Collected data:
• • •

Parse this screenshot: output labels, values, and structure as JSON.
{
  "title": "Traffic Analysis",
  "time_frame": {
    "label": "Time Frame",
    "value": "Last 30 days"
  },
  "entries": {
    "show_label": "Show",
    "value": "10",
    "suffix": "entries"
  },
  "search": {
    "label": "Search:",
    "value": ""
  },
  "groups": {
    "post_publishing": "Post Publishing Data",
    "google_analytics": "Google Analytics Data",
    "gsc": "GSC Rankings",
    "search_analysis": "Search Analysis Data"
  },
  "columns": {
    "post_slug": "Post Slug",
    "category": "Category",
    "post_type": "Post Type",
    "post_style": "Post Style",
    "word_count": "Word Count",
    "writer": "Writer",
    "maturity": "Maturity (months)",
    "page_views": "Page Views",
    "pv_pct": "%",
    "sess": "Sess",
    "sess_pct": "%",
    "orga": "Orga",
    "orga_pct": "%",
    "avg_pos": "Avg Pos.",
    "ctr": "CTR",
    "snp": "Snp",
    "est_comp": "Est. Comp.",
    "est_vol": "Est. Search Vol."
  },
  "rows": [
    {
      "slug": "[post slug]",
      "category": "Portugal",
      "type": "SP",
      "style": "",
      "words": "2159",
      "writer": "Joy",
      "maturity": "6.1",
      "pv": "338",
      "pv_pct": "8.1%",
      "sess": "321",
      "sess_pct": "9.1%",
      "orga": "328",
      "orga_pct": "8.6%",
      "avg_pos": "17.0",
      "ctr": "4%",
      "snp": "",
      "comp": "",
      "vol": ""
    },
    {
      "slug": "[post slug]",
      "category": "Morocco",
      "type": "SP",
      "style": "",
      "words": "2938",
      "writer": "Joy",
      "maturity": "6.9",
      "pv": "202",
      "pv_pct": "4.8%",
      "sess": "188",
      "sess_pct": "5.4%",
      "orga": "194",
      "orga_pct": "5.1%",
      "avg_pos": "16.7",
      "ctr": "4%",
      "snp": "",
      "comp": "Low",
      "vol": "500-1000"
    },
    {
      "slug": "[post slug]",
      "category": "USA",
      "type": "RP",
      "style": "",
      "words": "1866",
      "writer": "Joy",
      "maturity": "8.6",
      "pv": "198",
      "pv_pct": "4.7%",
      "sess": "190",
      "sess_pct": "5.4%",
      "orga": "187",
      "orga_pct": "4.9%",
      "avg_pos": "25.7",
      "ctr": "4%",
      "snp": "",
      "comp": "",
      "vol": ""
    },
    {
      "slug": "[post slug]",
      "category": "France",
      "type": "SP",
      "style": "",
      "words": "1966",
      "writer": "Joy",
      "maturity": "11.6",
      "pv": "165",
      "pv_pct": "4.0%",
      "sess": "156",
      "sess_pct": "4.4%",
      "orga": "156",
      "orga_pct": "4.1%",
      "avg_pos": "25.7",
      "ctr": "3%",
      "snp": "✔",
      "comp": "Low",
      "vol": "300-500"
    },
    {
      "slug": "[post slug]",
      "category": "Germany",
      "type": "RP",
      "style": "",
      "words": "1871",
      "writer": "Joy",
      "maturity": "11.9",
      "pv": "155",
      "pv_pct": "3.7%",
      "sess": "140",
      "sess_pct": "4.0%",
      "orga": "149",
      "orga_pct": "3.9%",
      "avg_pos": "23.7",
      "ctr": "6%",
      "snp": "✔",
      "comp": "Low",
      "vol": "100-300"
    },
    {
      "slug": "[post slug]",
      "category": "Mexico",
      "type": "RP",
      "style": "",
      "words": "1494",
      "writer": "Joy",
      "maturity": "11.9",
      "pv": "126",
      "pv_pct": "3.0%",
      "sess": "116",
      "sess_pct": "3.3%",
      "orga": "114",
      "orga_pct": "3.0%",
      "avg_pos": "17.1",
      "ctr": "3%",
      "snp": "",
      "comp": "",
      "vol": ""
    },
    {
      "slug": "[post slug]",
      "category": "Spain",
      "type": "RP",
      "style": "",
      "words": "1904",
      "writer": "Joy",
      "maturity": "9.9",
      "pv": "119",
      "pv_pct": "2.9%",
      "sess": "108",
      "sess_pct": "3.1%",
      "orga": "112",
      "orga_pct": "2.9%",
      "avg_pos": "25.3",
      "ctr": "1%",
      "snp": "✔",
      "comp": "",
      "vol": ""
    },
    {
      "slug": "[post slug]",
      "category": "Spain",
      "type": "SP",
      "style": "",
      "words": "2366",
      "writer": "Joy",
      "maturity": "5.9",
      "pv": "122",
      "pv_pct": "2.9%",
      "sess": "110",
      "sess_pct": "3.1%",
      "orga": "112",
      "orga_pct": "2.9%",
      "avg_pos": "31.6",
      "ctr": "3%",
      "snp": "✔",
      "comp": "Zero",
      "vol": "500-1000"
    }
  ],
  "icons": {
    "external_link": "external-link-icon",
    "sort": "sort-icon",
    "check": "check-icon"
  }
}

• • •

Your goal: Copy out each line that contains the word "category".

Exercise output:
    "category": "Category",
      "category": "Portugal",
      "category": "Morocco",
      "category": "USA",
      "category": "France",
      "category": "Germany",
      "category": "Mexico",
      "category": "Spain",
      "category": "Spain",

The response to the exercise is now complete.